--- BEGIN Given records ---

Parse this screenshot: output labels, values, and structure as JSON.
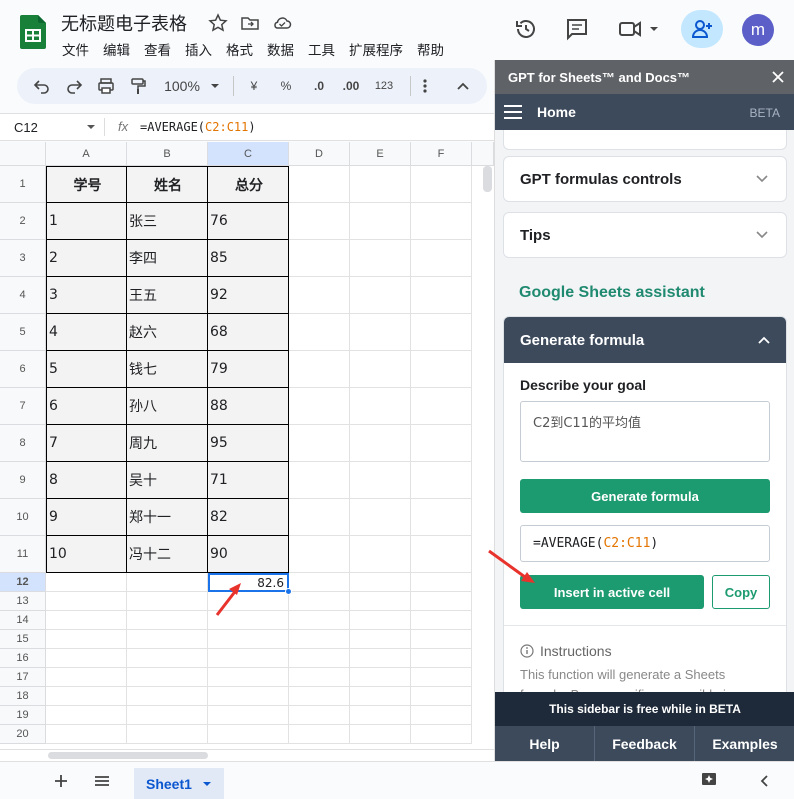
{
  "header": {
    "title": "无标题电子表格",
    "menu": [
      "文件",
      "编辑",
      "查看",
      "插入",
      "格式",
      "数据",
      "工具",
      "扩展程序",
      "帮助"
    ],
    "avatar_letter": "m"
  },
  "toolbar": {
    "zoom": "100%",
    "currency": "¥",
    "percent": "%",
    "dec_decrease": ".0",
    "dec_increase": ".00",
    "number_format": "123"
  },
  "formula_bar": {
    "name_box": "C12",
    "fx": "fx",
    "formula_prefix": "=AVERAGE(",
    "formula_range": "C2:C11",
    "formula_suffix": ")"
  },
  "grid": {
    "columns": [
      "A",
      "B",
      "C",
      "D",
      "E",
      "F"
    ],
    "rows": [
      "1",
      "2",
      "3",
      "4",
      "5",
      "6",
      "7",
      "8",
      "9",
      "10",
      "11",
      "12",
      "13",
      "14",
      "15",
      "16",
      "17",
      "18",
      "19",
      "20"
    ],
    "headers": [
      "学号",
      "姓名",
      "总分"
    ],
    "data": [
      [
        "1",
        "张三",
        "76"
      ],
      [
        "2",
        "李四",
        "85"
      ],
      [
        "3",
        "王五",
        "92"
      ],
      [
        "4",
        "赵六",
        "68"
      ],
      [
        "5",
        "钱七",
        "79"
      ],
      [
        "6",
        "孙八",
        "88"
      ],
      [
        "7",
        "周九",
        "95"
      ],
      [
        "8",
        "吴十",
        "71"
      ],
      [
        "9",
        "郑十一",
        "82"
      ],
      [
        "10",
        "冯十二",
        "90"
      ]
    ],
    "result_value": "82.6"
  },
  "sheets": {
    "active": "Sheet1"
  },
  "sidebar": {
    "title": "GPT for Sheets™ and Docs™",
    "nav_title": "Home",
    "beta": "BETA",
    "sections": [
      "GPT formulas controls",
      "Tips"
    ],
    "assistant_title": "Google Sheets assistant",
    "generate_header": "Generate formula",
    "goal_label": "Describe your goal",
    "goal_value": "C2到C11的平均值",
    "generate_button": "Generate formula",
    "result_prefix": "=AVERAGE(",
    "result_range": "C2:C11",
    "result_suffix": ")",
    "insert_button": "Insert in active cell",
    "copy_button": "Copy",
    "instructions_title": "Instructions",
    "instructions_text": "This function will generate a Sheets formula. Be as specific as possible in your",
    "free_notice": "This sidebar is free while in BETA",
    "footer": [
      "Help",
      "Feedback",
      "Examples"
    ]
  },
  "colors": {
    "accent_green": "#1c9a70",
    "sidebar_dark": "#3c4a5c",
    "selection_blue": "#1a73e8",
    "arrow_red": "#e8322c"
  }
}
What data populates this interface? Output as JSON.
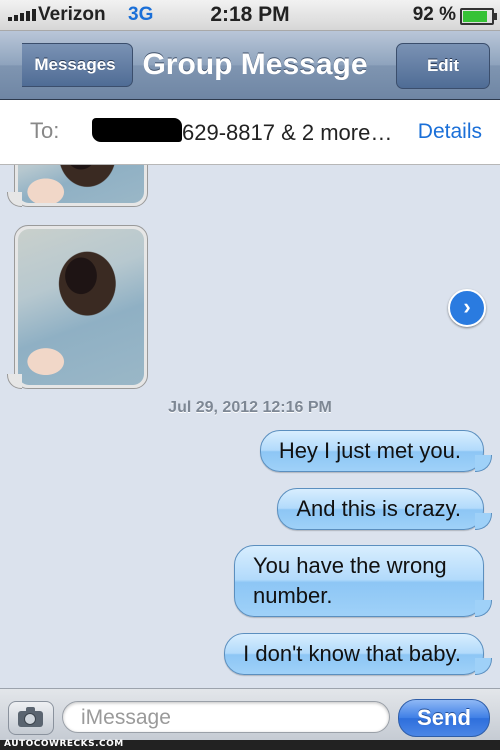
{
  "status_bar": {
    "carrier": "Verizon",
    "network": "3G",
    "time": "2:18 PM",
    "battery": "92 %",
    "battery_level": 0.92
  },
  "nav": {
    "back_label": "Messages",
    "title": "Group Message",
    "edit_label": "Edit"
  },
  "recipients": {
    "to_label": "To:",
    "text": "629-8817 & 2 more…",
    "details_label": "Details"
  },
  "thread": {
    "timestamp": "Jul 29, 2012 12:16 PM",
    "sent_messages": [
      "Hey I just met you.",
      "And this is crazy.",
      "You have the wrong number.",
      "I don't know that baby."
    ]
  },
  "composer": {
    "placeholder": "iMessage",
    "send_label": "Send"
  },
  "watermark": "AUTOCOWRECKS.COM",
  "colors": {
    "accent": "#1a6fd8",
    "sent_bubble": "#9fd1f8",
    "nav_bar": "#8ea3bd"
  },
  "icons": [
    "signal-icon",
    "battery-icon",
    "camera-icon",
    "forward-arrow-icon"
  ]
}
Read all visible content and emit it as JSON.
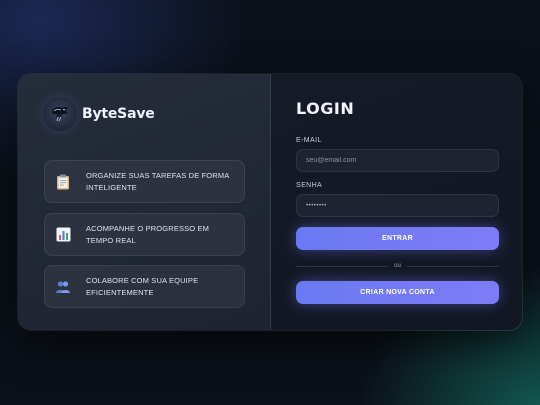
{
  "brand": {
    "name": "ByteSave",
    "logo_icon": "dragon-icon"
  },
  "features": [
    {
      "icon": "clipboard-icon",
      "text": "ORGANIZE SUAS TAREFAS DE FORMA INTELIGENTE"
    },
    {
      "icon": "bar-chart-icon",
      "text": "ACOMPANHE O PROGRESSO EM TEMPO REAL"
    },
    {
      "icon": "people-icon",
      "text": "COLABORE COM SUA EQUIPE EFICIENTEMENTE"
    }
  ],
  "login": {
    "title": "LOGIN",
    "email_label": "E-MAIL",
    "email_placeholder": "seu@email.com",
    "password_label": "SENHA",
    "password_value": "••••••••",
    "submit_label": "ENTRAR",
    "divider_text": "ou",
    "create_account_label": "CRIAR NOVA CONTA"
  },
  "colors": {
    "accent": "#7079f4",
    "background": "#0b1019",
    "panel_left": "#222937",
    "panel_right": "#141925"
  }
}
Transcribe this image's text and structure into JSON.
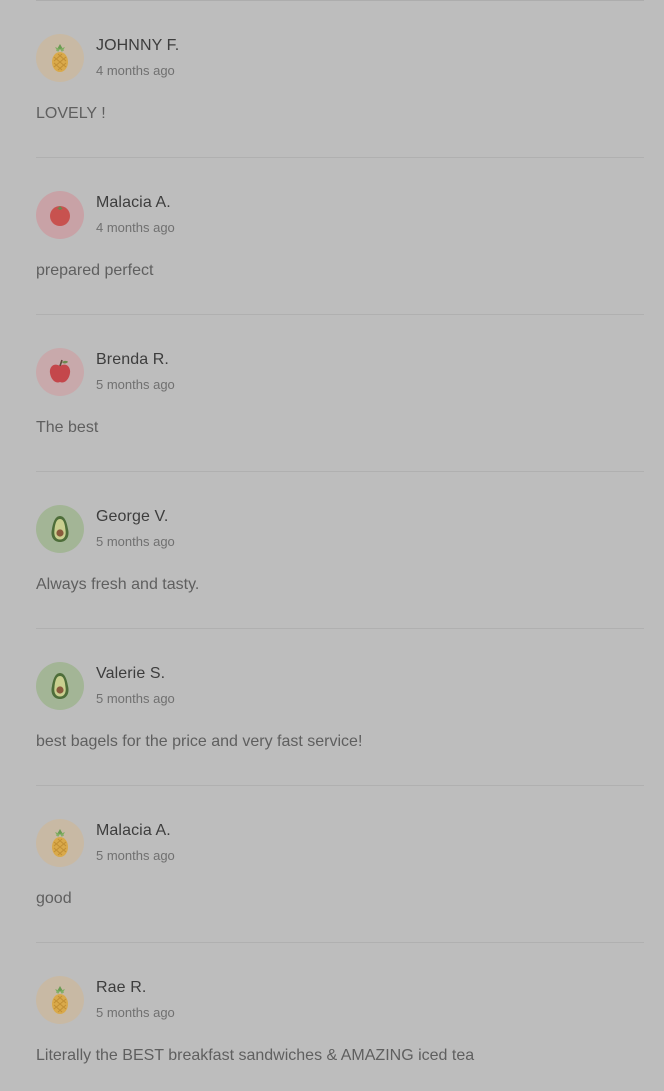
{
  "reviews": [
    {
      "name": "JOHNNY F.",
      "time": "4 months ago",
      "text": "LOVELY !",
      "avatar_icon": "pineapple-icon"
    },
    {
      "name": "Malacia A.",
      "time": "4 months ago",
      "text": "prepared perfect",
      "avatar_icon": "tomato-icon"
    },
    {
      "name": "Brenda R.",
      "time": "5 months ago",
      "text": "The best",
      "avatar_icon": "apple-icon"
    },
    {
      "name": "George V.",
      "time": "5 months ago",
      "text": "Always fresh and tasty.",
      "avatar_icon": "avocado-icon"
    },
    {
      "name": "Valerie S.",
      "time": "5 months ago",
      "text": "best bagels for the price and very fast service!",
      "avatar_icon": "avocado-icon"
    },
    {
      "name": "Malacia A.",
      "time": "5 months ago",
      "text": "good",
      "avatar_icon": "pineapple-icon"
    },
    {
      "name": "Rae R.",
      "time": "5 months ago",
      "text": "Literally the BEST breakfast sandwiches & AMAZING iced tea",
      "avatar_icon": "pineapple-icon"
    }
  ],
  "colors": {
    "background": "#bdbdbd",
    "name_text": "#3d3d3d",
    "time_text": "#707070",
    "body_text": "#5f5f5f"
  }
}
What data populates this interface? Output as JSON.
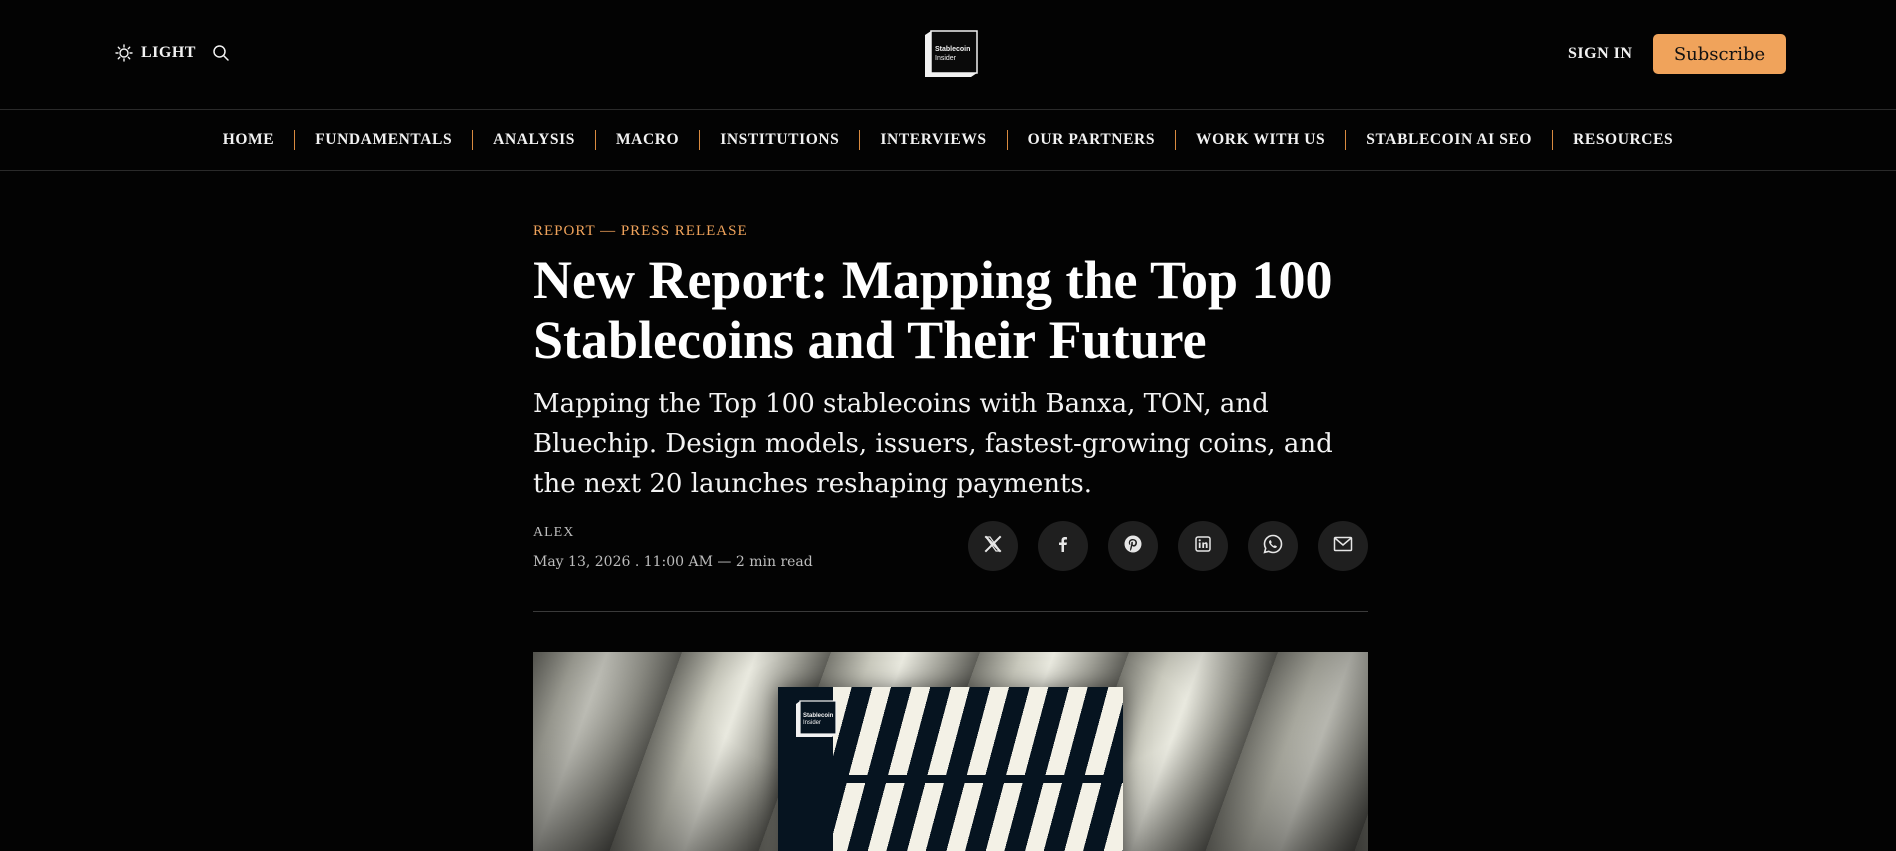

--- END Given records ---

Given request => Reproduce all of the data exactly, omitting each picture it holds.

Solved exercise =>
Parse this screenshot: output labels, values, and structure as JSON.
{
  "header": {
    "title": "无标题电子表格",
    "menu": [
      "文件",
      "编辑",
      "查看",
      "插入",
      "格式",
      "数据",
      "工具",
      "扩展程序",
      "帮助"
    ],
    "avatar_letter": "m"
  },
  "toolbar": {
    "zoom": "100%",
    "currency": "¥",
    "percent": "%",
    "dec_decrease": ".0",
    "dec_increase": ".00",
    "number_format": "123"
  },
  "formula_bar": {
    "name_box": "C12",
    "fx": "fx",
    "formula_prefix": "=AVERAGE(",
    "formula_range": "C2:C11",
    "formula_suffix": ")"
  },
  "grid": {
    "columns": [
      "A",
      "B",
      "C",
      "D",
      "E",
      "F"
    ],
    "rows": [
      "1",
      "2",
      "3",
      "4",
      "5",
      "6",
      "7",
      "8",
      "9",
      "10",
      "11",
      "12",
      "13",
      "14",
      "15",
      "16",
      "17",
      "18",
      "19",
      "20"
    ],
    "headers": [
      "学号",
      "姓名",
      "总分"
    ],
    "data": [
      [
        "1",
        "张三",
        "76"
      ],
      [
        "2",
        "李四",
        "85"
      ],
      [
        "3",
        "王五",
        "92"
      ],
      [
        "4",
        "赵六",
        "68"
      ],
      [
        "5",
        "钱七",
        "79"
      ],
      [
        "6",
        "孙八",
        "88"
      ],
      [
        "7",
        "周九",
        "95"
      ],
      [
        "8",
        "吴十",
        "71"
      ],
      [
        "9",
        "郑十一",
        "82"
      ],
      [
        "10",
        "冯十二",
        "90"
      ]
    ],
    "result_value": "82.6"
  },
  "sheets": {
    "active": "Sheet1"
  },
  "sidebar": {
    "title": "GPT for Sheets™ and Docs™",
    "nav_title": "Home",
    "beta": "BETA",
    "sections": [
      "GPT formulas controls",
      "Tips"
    ],
    "assistant_title": "Google Sheets assistant",
    "generate_header": "Generate formula",
    "goal_label": "Describe your goal",
    "goal_value": "C2到C11的平均值",
    "generate_button": "Generate formula",
    "result_prefix": "=AVERAGE(",
    "result_range": "C2:C11",
    "result_suffix": ")",
    "insert_button": "Insert in active cell",
    "copy_button": "Copy",
    "instructions_title": "Instructions",
    "instructions_text": "This function will generate a Sheets formula. Be as specific as possible in your",
    "free_notice": "This sidebar is free while in BETA",
    "footer": [
      "Help",
      "Feedback",
      "Examples"
    ]
  },
  "colors": {
    "accent_green": "#1c9a70",
    "sidebar_dark": "#3c4a5c",
    "selection_blue": "#1a73e8",
    "arrow_red": "#e8322c"
  }
}
What data populates this interface? Output as JSON.
{
  "status_bar": {
    "carrier": "Verizon",
    "network": "3G",
    "time": "2:18 PM",
    "battery": "92 %",
    "battery_level": 0.92
  },
  "nav": {
    "back_label": "Messages",
    "title": "Group Message",
    "edit_label": "Edit"
  },
  "recipients": {
    "to_label": "To:",
    "text": "629-8817 & 2 more…",
    "details_label": "Details"
  },
  "thread": {
    "timestamp": "Jul 29, 2012 12:16 PM",
    "sent_messages": [
      "Hey I just met you.",
      "And this is crazy.",
      "You have the wrong number.",
      "I don't know that baby."
    ]
  },
  "composer": {
    "placeholder": "iMessage",
    "send_label": "Send"
  },
  "watermark": "AUTOCOWRECKS.COM",
  "colors": {
    "accent": "#1a6fd8",
    "sent_bubble": "#9fd1f8",
    "nav_bar": "#8ea3bd"
  },
  "icons": [
    "signal-icon",
    "battery-icon",
    "camera-icon",
    "forward-arrow-icon"
  ]
}
Read all visible content and emit it as JSON.
{
  "brand": {
    "name": "ByteSave",
    "logo_icon": "dragon-icon"
  },
  "features": [
    {
      "icon": "clipboard-icon",
      "text": "ORGANIZE SUAS TAREFAS DE FORMA INTELIGENTE"
    },
    {
      "icon": "bar-chart-icon",
      "text": "ACOMPANHE O PROGRESSO EM TEMPO REAL"
    },
    {
      "icon": "people-icon",
      "text": "COLABORE COM SUA EQUIPE EFICIENTEMENTE"
    }
  ],
  "login": {
    "title": "LOGIN",
    "email_label": "E-MAIL",
    "email_placeholder": "seu@email.com",
    "password_label": "SENHA",
    "password_value": "••••••••",
    "submit_label": "ENTRAR",
    "divider_text": "ou",
    "create_account_label": "CRIAR NOVA CONTA"
  },
  "colors": {
    "accent": "#7079f4",
    "background": "#0b1019",
    "panel_left": "#222937",
    "panel_right": "#141925"
  }
}
Transcribe this image's text and structure into JSON.
{
  "reviews": [
    {
      "name": "JOHNNY F.",
      "time": "4 months ago",
      "text": "LOVELY !",
      "avatar_icon": "pineapple-icon"
    },
    {
      "name": "Malacia A.",
      "time": "4 months ago",
      "text": "prepared perfect",
      "avatar_icon": "tomato-icon"
    },
    {
      "name": "Brenda R.",
      "time": "5 months ago",
      "text": "The best",
      "avatar_icon": "apple-icon"
    },
    {
      "name": "George V.",
      "time": "5 months ago",
      "text": "Always fresh and tasty.",
      "avatar_icon": "avocado-icon"
    },
    {
      "name": "Valerie S.",
      "time": "5 months ago",
      "text": "best bagels for the price and very fast service!",
      "avatar_icon": "avocado-icon"
    },
    {
      "name": "Malacia A.",
      "time": "5 months ago",
      "text": "good",
      "avatar_icon": "pineapple-icon"
    },
    {
      "name": "Rae R.",
      "time": "5 months ago",
      "text": "Literally the BEST breakfast sandwiches & AMAZING iced tea",
      "avatar_icon": "pineapple-icon"
    }
  ],
  "colors": {
    "background": "#bdbdbd",
    "name_text": "#3d3d3d",
    "time_text": "#707070",
    "body_text": "#5f5f5f"
  }
}
What data populates this interface? Output as JSON.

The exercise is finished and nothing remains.